--- START OF Supplied material ---

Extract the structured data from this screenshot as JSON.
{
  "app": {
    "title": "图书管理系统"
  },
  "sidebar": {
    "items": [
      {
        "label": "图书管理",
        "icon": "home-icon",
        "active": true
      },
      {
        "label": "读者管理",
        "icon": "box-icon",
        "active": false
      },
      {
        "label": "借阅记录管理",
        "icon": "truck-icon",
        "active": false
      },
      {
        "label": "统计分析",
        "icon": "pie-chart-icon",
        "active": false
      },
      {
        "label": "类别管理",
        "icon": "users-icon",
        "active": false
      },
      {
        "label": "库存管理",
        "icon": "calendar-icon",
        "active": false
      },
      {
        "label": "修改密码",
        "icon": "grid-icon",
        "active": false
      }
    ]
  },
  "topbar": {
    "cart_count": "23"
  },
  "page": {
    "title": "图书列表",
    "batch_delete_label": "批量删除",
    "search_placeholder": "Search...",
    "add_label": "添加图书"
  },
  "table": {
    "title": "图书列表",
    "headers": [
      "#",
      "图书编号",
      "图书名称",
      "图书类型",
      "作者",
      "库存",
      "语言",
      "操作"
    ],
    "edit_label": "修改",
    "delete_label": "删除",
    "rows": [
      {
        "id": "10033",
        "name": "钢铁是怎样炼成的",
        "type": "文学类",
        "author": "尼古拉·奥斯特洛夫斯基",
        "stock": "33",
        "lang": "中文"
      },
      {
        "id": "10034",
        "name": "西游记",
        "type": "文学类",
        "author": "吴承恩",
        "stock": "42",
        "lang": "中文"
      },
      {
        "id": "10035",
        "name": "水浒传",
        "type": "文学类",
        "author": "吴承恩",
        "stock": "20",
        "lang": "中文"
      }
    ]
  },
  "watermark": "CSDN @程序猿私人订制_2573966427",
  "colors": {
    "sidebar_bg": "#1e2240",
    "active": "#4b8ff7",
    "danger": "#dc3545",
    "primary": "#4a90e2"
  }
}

--- END OF Supplied material ---

Return every record above exactly as it appears.

=== Exercise response ===
Extract the structured data from this screenshot as JSON.
{
  "app": {
    "title": "图书管理系统"
  },
  "sidebar": {
    "items": [
      {
        "label": "图书管理",
        "icon": "home-icon",
        "active": true
      },
      {
        "label": "读者管理",
        "icon": "box-icon",
        "active": false
      },
      {
        "label": "借阅记录管理",
        "icon": "truck-icon",
        "active": false
      },
      {
        "label": "统计分析",
        "icon": "pie-chart-icon",
        "active": false
      },
      {
        "label": "类别管理",
        "icon": "users-icon",
        "active": false
      },
      {
        "label": "库存管理",
        "icon": "calendar-icon",
        "active": false
      },
      {
        "label": "修改密码",
        "icon": "grid-icon",
        "active": false
      }
    ]
  },
  "topbar": {
    "cart_count": "23"
  },
  "page": {
    "title": "图书列表",
    "batch_delete_label": "批量删除",
    "search_placeholder": "Search...",
    "add_label": "添加图书"
  },
  "table": {
    "title": "图书列表",
    "headers": [
      "#",
      "图书编号",
      "图书名称",
      "图书类型",
      "作者",
      "库存",
      "语言",
      "操作"
    ],
    "edit_label": "修改",
    "delete_label": "删除",
    "rows": [
      {
        "id": "10033",
        "name": "钢铁是怎样炼成的",
        "type": "文学类",
        "author": "尼古拉·奥斯特洛夫斯基",
        "stock": "33",
        "lang": "中文"
      },
      {
        "id": "10034",
        "name": "西游记",
        "type": "文学类",
        "author": "吴承恩",
        "stock": "42",
        "lang": "中文"
      },
      {
        "id": "10035",
        "name": "水浒传",
        "type": "文学类",
        "author": "吴承恩",
        "stock": "20",
        "lang": "中文"
      }
    ]
  },
  "watermark": "CSDN @程序猿私人订制_2573966427",
  "colors": {
    "sidebar_bg": "#1e2240",
    "active": "#4b8ff7",
    "danger": "#dc3545",
    "primary": "#4a90e2"
  }
}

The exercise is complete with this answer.